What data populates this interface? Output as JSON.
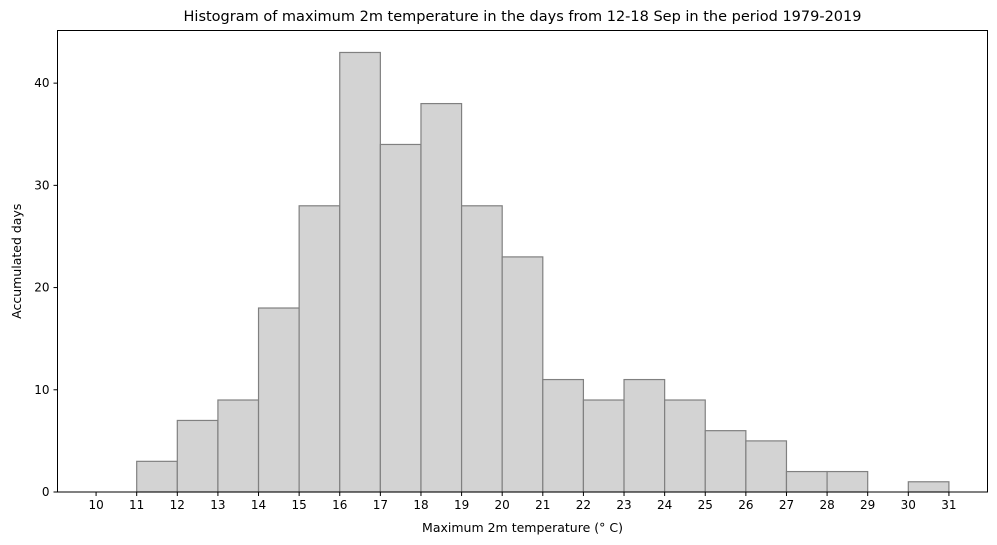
{
  "chart_data": {
    "type": "bar",
    "title": "Histogram of maximum 2m temperature in the days from 12-18 Sep in the period 1979-2019",
    "xlabel": "Maximum 2m temperature (° C)",
    "ylabel": "Accumulated days",
    "bins": [
      {
        "start": 11,
        "end": 12,
        "count": 3
      },
      {
        "start": 12,
        "end": 13,
        "count": 7
      },
      {
        "start": 13,
        "end": 14,
        "count": 9
      },
      {
        "start": 14,
        "end": 15,
        "count": 18
      },
      {
        "start": 15,
        "end": 16,
        "count": 28
      },
      {
        "start": 16,
        "end": 17,
        "count": 43
      },
      {
        "start": 17,
        "end": 18,
        "count": 34
      },
      {
        "start": 18,
        "end": 19,
        "count": 38
      },
      {
        "start": 19,
        "end": 20,
        "count": 28
      },
      {
        "start": 20,
        "end": 21,
        "count": 23
      },
      {
        "start": 21,
        "end": 22,
        "count": 11
      },
      {
        "start": 22,
        "end": 23,
        "count": 9
      },
      {
        "start": 23,
        "end": 24,
        "count": 11
      },
      {
        "start": 24,
        "end": 25,
        "count": 9
      },
      {
        "start": 25,
        "end": 26,
        "count": 6
      },
      {
        "start": 26,
        "end": 27,
        "count": 5
      },
      {
        "start": 27,
        "end": 28,
        "count": 2
      },
      {
        "start": 28,
        "end": 29,
        "count": 2
      },
      {
        "start": 30,
        "end": 31,
        "count": 1
      }
    ],
    "xticks": [
      "10",
      "11",
      "12",
      "13",
      "14",
      "15",
      "16",
      "17",
      "18",
      "19",
      "20",
      "21",
      "22",
      "23",
      "24",
      "25",
      "26",
      "27",
      "28",
      "29",
      "30",
      "31"
    ],
    "yticks": [
      "0",
      "10",
      "20",
      "30",
      "40"
    ],
    "xlim": [
      9.05,
      31.95
    ],
    "ylim": [
      0,
      45.15
    ],
    "grid": false,
    "colors": {
      "bar_fill": "#d3d3d3",
      "bar_edge": "#808080"
    }
  }
}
——
WRITTEN INSTRUCTION
Copy all lines from the material that include "days".

EXERCISE OUTPUT
    "title": "Histogram of maximum 2m temperature in the days from 12-18 Sep in the period 1979-2019",
    "ylabel": "Accumulated days",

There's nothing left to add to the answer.